(Extracts from a graphics dataset)
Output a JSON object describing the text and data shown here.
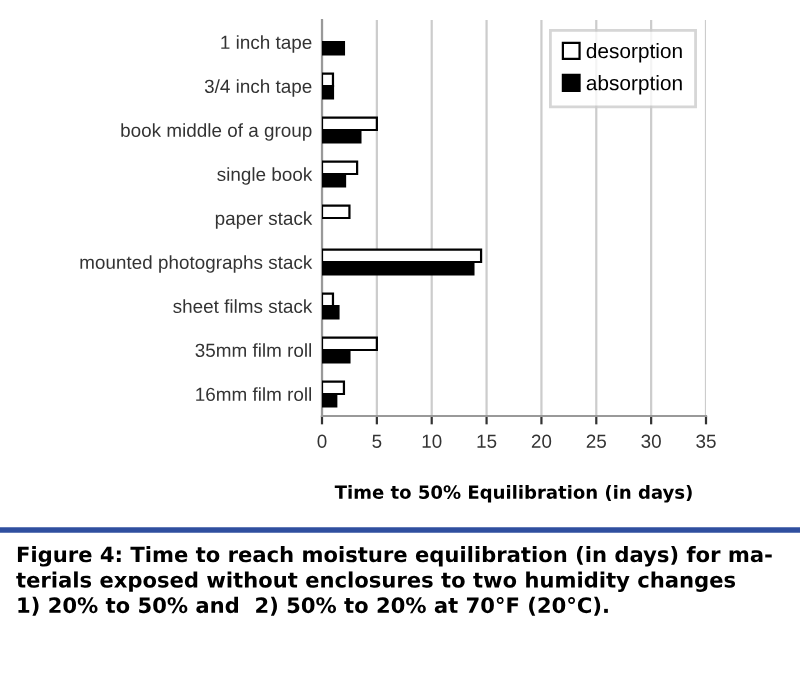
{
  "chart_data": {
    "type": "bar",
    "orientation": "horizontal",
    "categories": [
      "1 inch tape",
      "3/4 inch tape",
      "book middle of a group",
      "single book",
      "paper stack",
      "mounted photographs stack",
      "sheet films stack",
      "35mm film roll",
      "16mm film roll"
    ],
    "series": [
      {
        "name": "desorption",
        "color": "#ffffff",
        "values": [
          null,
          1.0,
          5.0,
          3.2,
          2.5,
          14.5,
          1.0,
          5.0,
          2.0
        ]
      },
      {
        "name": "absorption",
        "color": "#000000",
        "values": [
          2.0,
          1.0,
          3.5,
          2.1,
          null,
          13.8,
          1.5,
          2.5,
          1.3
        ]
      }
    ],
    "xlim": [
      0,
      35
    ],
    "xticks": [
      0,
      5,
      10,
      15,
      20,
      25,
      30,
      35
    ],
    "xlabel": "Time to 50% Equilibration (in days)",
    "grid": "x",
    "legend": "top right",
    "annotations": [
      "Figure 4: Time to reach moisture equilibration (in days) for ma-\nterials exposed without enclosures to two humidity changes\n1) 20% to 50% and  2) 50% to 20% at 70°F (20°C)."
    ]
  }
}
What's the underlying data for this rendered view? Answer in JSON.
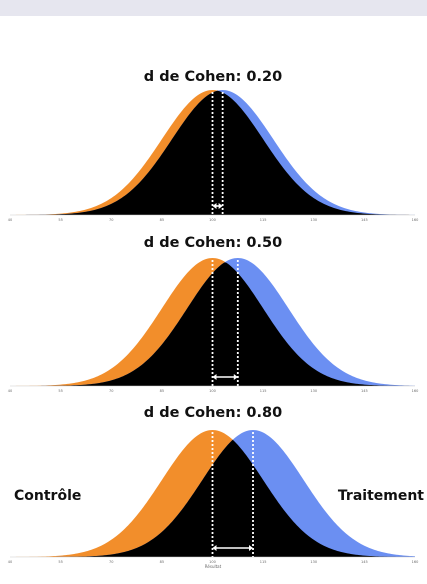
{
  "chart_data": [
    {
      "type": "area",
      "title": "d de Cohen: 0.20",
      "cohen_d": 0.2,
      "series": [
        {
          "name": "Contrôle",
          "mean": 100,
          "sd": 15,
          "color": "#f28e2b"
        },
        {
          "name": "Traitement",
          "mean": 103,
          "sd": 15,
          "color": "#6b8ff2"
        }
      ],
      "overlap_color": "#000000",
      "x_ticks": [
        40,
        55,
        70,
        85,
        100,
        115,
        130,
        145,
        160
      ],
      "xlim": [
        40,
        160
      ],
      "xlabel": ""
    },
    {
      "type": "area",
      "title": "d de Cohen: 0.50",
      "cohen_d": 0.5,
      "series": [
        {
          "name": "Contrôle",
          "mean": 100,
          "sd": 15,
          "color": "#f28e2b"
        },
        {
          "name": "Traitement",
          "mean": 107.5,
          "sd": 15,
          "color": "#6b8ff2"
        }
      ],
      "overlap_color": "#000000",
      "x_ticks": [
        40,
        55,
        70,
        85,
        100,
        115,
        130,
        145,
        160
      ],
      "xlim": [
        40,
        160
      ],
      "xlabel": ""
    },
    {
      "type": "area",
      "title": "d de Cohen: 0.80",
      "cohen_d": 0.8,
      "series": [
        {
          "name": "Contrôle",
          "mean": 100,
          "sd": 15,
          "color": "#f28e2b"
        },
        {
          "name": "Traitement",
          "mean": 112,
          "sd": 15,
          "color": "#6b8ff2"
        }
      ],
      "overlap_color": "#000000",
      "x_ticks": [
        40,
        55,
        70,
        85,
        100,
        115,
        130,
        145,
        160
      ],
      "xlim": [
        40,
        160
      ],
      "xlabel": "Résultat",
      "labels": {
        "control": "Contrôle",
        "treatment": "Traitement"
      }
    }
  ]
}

---

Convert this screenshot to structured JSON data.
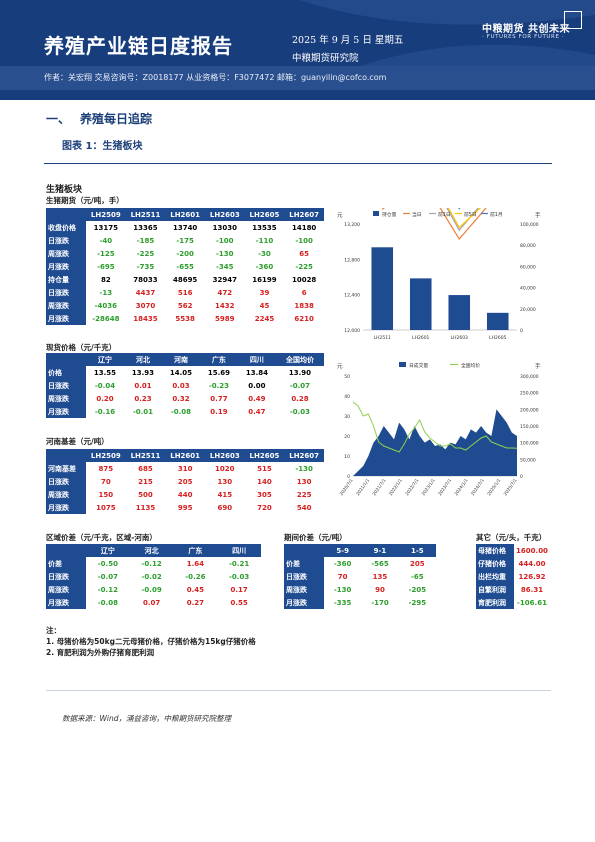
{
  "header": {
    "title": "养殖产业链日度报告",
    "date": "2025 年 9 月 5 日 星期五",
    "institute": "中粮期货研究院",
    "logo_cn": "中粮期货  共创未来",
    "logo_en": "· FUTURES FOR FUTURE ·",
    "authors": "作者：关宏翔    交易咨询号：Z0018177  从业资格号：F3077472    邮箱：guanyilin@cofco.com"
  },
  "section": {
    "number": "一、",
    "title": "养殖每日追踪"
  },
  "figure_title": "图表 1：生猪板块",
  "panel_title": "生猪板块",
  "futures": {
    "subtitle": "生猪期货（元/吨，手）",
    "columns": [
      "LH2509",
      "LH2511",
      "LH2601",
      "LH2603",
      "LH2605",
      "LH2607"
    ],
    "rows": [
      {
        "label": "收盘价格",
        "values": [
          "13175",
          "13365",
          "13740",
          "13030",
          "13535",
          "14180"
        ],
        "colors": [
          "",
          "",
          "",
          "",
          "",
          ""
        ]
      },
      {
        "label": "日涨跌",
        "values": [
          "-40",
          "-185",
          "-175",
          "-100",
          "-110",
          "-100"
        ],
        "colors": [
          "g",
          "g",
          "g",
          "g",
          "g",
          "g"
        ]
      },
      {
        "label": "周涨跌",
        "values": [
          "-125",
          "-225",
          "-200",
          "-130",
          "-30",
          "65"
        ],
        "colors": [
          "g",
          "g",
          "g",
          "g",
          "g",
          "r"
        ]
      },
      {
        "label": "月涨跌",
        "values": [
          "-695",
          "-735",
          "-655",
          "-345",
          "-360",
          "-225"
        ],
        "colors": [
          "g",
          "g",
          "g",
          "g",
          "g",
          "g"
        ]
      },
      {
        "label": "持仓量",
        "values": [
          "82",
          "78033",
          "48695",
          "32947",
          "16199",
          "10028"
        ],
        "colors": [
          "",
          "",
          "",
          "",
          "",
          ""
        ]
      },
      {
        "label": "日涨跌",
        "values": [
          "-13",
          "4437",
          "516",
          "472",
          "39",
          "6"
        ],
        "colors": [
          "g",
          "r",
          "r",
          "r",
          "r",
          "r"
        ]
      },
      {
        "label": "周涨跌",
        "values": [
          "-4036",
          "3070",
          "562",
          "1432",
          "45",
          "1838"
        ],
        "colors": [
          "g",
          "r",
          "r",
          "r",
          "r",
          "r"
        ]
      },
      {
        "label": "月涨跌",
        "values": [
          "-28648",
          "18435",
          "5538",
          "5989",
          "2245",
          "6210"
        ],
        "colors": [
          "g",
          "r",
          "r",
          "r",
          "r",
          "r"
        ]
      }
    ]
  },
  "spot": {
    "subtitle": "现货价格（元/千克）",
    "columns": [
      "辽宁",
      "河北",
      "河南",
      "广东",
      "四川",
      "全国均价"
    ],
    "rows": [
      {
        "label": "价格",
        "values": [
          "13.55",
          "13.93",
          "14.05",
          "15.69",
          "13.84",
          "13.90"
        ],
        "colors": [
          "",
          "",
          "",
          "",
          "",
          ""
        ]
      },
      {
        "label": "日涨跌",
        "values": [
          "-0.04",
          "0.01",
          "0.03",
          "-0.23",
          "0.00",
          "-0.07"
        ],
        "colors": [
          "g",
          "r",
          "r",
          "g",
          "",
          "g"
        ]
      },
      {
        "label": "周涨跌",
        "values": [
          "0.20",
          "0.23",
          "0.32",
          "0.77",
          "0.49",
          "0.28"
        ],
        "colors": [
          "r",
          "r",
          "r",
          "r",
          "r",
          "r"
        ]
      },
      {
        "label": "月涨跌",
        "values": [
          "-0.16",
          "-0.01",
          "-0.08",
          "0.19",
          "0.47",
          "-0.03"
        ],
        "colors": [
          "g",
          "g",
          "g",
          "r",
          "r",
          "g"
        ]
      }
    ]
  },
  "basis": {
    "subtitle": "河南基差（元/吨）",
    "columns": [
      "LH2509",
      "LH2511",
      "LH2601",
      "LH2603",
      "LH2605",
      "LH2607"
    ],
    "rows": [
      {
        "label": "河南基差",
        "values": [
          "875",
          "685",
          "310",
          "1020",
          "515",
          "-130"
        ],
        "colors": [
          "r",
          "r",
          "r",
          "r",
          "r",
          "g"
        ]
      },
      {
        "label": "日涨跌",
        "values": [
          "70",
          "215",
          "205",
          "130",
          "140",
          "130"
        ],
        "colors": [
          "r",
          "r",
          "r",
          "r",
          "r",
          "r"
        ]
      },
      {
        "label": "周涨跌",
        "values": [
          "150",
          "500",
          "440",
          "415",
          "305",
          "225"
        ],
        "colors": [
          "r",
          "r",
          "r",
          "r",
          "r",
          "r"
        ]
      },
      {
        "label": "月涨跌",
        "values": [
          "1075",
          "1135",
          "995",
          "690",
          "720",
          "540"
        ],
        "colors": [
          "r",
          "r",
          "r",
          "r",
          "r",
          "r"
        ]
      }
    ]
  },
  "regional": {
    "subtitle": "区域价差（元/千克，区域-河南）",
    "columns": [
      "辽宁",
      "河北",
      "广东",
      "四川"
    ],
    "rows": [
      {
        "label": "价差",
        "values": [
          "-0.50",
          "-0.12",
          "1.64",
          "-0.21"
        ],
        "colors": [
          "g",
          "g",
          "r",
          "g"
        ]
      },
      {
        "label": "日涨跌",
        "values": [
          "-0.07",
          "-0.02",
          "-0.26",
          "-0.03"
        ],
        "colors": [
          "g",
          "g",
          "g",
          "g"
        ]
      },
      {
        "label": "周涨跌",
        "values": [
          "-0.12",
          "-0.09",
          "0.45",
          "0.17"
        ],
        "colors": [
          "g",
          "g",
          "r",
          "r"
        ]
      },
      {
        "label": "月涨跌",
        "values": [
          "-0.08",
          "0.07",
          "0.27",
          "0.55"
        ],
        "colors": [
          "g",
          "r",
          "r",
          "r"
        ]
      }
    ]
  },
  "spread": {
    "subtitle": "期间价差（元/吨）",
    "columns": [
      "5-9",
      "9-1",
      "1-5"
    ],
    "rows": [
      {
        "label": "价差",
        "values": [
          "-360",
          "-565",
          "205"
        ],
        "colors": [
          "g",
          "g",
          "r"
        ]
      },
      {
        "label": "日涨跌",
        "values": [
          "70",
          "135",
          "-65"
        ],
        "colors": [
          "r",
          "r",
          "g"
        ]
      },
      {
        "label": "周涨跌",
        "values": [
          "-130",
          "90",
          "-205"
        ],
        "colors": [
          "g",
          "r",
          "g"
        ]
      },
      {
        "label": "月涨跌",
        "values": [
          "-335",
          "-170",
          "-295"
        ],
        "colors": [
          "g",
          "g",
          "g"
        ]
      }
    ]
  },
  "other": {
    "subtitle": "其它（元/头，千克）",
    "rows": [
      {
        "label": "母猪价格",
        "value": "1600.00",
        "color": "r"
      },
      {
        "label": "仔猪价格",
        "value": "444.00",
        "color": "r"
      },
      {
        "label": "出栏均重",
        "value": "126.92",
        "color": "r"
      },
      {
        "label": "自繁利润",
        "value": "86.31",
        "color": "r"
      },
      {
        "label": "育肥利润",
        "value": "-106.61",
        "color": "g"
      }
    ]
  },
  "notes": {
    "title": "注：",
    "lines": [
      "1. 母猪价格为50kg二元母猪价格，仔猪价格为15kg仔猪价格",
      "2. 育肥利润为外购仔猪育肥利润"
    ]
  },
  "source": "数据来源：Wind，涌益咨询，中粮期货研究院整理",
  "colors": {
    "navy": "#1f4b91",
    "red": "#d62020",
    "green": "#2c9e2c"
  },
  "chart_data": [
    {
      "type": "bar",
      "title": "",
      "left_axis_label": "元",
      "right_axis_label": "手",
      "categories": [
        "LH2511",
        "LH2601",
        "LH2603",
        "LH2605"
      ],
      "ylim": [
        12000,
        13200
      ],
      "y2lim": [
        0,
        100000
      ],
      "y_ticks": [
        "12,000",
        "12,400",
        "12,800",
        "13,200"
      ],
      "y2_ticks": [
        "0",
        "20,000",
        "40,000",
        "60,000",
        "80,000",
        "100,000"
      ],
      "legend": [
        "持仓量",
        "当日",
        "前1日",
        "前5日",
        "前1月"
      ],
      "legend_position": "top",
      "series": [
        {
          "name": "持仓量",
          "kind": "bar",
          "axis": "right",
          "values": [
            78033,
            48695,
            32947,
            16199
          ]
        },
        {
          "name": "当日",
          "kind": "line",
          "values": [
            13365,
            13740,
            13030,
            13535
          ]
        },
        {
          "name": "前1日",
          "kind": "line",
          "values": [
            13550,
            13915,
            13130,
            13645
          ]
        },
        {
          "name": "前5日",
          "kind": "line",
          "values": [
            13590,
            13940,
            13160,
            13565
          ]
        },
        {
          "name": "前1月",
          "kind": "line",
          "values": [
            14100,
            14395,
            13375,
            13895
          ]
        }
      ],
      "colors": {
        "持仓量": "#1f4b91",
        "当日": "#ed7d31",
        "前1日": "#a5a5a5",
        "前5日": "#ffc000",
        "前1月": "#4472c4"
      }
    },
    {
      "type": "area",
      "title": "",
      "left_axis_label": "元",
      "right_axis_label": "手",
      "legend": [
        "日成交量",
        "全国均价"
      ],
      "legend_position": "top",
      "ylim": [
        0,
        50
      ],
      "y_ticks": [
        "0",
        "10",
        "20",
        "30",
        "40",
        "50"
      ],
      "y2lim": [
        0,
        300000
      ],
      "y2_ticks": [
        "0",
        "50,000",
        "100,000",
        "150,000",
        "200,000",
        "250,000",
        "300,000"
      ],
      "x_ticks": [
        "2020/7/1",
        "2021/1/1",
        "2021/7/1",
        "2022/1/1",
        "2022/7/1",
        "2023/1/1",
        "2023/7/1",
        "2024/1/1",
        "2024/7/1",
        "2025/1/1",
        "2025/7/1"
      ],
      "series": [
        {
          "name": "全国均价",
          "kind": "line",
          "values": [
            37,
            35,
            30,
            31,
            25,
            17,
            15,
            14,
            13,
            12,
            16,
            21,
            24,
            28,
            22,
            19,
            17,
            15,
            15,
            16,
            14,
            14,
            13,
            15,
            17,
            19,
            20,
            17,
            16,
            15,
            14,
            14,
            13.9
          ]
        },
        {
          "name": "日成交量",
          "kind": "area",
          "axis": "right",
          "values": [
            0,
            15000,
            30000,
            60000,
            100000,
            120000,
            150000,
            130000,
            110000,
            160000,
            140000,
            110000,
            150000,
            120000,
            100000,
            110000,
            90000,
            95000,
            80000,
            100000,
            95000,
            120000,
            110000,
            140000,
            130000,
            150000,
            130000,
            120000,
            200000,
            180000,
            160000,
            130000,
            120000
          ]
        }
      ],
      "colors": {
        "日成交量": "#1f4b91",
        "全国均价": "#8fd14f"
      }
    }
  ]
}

▶ [CHALLENGE] Write down only how many lines in the listing contain the word "subtitle".

▶ [COMPLETE RESPONSE] 6